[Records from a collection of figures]
——————————

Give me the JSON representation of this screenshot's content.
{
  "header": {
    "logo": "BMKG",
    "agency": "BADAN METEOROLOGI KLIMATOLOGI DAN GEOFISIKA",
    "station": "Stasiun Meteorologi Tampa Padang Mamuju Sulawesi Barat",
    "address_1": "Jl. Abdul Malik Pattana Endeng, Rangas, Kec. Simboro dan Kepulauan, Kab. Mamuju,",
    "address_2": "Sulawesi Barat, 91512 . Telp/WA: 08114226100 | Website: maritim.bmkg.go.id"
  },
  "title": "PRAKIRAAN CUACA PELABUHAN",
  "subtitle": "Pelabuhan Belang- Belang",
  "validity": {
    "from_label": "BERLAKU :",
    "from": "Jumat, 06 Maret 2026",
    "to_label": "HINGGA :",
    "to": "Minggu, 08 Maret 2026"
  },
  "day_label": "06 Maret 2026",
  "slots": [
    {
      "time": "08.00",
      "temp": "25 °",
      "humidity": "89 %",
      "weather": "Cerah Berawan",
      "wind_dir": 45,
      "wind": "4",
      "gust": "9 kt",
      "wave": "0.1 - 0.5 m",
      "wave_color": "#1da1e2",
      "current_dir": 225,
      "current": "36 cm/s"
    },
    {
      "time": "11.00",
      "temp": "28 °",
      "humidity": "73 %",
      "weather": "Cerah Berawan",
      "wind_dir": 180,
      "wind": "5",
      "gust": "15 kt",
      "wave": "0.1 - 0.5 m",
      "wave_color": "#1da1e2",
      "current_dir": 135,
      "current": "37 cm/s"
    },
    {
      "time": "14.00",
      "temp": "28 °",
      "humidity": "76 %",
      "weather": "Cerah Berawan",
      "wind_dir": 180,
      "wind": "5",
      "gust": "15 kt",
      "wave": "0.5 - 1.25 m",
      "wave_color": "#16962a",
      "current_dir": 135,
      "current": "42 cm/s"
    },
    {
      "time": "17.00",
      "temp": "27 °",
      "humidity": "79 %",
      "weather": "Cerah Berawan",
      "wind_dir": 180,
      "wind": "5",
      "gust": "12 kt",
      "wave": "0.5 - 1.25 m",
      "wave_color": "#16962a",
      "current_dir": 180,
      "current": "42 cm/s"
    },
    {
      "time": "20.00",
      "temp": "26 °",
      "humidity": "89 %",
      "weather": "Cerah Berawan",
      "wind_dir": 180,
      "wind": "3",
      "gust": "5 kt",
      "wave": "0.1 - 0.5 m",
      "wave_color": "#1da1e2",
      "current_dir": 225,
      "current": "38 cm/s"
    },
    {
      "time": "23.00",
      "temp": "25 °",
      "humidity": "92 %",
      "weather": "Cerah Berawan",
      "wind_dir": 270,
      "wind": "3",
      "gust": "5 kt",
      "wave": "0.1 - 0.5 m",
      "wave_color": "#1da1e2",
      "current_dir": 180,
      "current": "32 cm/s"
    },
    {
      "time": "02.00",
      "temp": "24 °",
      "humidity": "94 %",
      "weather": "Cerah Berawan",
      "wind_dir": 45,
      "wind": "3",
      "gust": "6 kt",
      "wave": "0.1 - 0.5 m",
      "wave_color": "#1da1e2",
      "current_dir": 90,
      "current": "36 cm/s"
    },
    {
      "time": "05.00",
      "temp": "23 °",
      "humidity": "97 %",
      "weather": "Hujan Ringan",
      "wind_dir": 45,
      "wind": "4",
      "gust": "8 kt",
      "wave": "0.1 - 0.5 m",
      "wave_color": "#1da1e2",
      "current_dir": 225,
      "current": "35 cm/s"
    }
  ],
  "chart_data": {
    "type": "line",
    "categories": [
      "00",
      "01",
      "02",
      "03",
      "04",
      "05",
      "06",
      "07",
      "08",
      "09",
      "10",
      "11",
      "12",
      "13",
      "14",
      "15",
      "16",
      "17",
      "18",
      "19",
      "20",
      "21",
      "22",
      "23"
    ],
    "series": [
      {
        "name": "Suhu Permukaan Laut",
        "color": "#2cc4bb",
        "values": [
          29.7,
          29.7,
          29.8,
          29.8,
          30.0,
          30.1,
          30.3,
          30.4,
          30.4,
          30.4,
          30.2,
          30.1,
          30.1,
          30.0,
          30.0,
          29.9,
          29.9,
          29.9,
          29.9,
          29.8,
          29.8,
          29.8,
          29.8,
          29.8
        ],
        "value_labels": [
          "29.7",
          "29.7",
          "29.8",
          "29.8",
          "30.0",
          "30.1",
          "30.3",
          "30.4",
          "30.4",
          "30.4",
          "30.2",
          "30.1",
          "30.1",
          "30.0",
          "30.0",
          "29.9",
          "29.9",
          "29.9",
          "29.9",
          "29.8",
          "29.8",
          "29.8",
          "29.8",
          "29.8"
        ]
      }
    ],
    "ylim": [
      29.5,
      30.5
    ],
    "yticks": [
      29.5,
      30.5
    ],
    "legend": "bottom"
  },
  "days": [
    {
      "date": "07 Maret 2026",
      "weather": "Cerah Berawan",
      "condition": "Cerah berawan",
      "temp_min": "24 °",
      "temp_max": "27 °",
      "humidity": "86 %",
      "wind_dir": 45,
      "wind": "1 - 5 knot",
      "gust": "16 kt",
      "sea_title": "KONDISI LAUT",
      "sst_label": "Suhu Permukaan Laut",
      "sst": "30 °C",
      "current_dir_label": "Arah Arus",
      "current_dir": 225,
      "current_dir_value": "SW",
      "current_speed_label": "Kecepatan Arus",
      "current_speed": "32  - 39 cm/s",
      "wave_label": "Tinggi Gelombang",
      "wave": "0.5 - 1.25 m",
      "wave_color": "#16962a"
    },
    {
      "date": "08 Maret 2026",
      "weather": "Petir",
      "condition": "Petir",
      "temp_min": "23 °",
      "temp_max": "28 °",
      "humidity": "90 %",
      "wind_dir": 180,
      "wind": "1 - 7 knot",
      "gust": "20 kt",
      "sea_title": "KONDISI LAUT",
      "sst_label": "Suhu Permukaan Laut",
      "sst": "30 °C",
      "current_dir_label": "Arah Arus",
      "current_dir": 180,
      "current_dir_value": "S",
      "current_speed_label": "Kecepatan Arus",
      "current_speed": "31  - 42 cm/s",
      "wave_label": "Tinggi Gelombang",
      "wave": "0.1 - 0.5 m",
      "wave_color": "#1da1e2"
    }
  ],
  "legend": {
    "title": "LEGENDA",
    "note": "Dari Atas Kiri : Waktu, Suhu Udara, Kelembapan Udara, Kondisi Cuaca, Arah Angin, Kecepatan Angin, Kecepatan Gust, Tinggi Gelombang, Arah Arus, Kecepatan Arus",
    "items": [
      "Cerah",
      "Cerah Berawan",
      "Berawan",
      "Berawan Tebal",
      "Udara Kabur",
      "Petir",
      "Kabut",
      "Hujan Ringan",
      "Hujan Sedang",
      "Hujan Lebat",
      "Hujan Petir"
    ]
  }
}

——————————

→ Stated goal
Find out how many lines in the listing contain the string "Udara". Give the number alone.

→ Answer to this exercise
2